_DIRECTION_: Read through the data and report every line in which the word "drogi" occurs.

_EXERCISE DATA_:
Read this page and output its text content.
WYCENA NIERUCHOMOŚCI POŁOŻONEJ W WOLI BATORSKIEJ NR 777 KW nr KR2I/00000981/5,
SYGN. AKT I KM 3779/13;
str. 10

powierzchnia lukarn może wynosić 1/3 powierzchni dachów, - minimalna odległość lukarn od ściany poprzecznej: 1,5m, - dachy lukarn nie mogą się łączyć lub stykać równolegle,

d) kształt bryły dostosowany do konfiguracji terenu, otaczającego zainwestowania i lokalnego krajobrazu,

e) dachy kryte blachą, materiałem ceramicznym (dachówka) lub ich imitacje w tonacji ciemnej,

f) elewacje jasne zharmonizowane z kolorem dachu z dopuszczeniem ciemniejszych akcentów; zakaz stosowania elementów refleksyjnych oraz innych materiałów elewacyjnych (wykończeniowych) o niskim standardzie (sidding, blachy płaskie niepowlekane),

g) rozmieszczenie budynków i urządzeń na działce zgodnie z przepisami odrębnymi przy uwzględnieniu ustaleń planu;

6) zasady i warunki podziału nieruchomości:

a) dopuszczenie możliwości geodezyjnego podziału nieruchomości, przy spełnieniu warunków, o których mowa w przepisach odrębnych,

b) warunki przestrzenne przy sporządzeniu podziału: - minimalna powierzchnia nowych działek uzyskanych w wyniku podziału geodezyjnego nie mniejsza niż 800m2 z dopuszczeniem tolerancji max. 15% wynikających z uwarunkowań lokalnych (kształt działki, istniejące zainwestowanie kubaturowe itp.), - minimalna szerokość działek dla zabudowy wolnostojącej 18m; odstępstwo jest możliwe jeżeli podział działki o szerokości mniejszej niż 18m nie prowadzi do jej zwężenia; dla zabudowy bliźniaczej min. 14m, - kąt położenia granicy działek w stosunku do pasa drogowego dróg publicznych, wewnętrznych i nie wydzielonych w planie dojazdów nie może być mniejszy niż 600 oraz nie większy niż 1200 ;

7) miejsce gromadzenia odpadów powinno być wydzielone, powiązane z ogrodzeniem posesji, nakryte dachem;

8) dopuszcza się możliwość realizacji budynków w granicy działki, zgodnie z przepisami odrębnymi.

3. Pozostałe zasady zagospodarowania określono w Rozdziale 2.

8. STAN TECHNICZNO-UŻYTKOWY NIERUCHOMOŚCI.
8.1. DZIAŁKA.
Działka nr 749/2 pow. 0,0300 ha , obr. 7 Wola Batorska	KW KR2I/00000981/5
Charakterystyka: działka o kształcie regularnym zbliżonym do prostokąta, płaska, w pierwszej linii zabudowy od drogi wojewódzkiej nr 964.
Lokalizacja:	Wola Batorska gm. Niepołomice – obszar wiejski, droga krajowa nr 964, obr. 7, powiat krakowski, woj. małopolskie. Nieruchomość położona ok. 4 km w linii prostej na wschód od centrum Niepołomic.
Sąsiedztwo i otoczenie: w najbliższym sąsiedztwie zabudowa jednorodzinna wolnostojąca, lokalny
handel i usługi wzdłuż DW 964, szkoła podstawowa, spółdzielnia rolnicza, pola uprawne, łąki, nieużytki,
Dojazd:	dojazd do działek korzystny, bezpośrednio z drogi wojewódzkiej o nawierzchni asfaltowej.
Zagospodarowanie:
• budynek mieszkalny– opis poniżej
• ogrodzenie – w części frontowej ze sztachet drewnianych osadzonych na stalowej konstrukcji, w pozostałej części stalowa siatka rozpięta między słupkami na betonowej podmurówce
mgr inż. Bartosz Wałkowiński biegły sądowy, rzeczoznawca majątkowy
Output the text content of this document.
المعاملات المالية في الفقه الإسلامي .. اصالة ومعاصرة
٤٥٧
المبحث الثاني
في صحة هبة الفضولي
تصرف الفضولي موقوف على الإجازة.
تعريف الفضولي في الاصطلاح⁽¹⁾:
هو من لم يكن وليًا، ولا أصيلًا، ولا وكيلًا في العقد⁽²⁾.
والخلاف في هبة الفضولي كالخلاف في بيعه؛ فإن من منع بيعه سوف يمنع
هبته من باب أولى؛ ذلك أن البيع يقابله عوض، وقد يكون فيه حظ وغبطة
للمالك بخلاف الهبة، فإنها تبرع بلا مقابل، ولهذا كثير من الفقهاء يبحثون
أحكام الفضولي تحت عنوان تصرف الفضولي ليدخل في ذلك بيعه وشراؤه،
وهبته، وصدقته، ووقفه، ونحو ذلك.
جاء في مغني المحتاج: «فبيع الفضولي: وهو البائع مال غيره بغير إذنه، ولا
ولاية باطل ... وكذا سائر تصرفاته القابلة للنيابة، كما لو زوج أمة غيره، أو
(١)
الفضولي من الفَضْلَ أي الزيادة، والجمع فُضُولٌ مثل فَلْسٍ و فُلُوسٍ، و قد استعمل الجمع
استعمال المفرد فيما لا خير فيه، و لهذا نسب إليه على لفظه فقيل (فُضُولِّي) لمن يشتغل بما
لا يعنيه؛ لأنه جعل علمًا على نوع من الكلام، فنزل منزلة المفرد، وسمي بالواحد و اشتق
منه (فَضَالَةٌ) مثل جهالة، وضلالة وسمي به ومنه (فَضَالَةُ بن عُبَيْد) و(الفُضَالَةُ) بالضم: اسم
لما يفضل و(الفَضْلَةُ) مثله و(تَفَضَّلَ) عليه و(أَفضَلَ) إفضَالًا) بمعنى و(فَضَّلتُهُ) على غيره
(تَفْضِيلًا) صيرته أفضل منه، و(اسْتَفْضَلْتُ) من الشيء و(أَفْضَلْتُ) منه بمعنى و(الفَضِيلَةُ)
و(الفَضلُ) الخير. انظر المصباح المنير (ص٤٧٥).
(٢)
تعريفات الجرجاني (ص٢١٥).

_RIGHT ANSWER_:
Charakterystyka: działka o kształcie regularnym zbliżonym do prostokąta, płaska, w pierwszej linii zabudowy od drogi wojewódzkiej nr 964.
Dojazd:	dojazd do działek korzystny, bezpośrednio z drogi wojewódzkiej o nawierzchni asfaltowej.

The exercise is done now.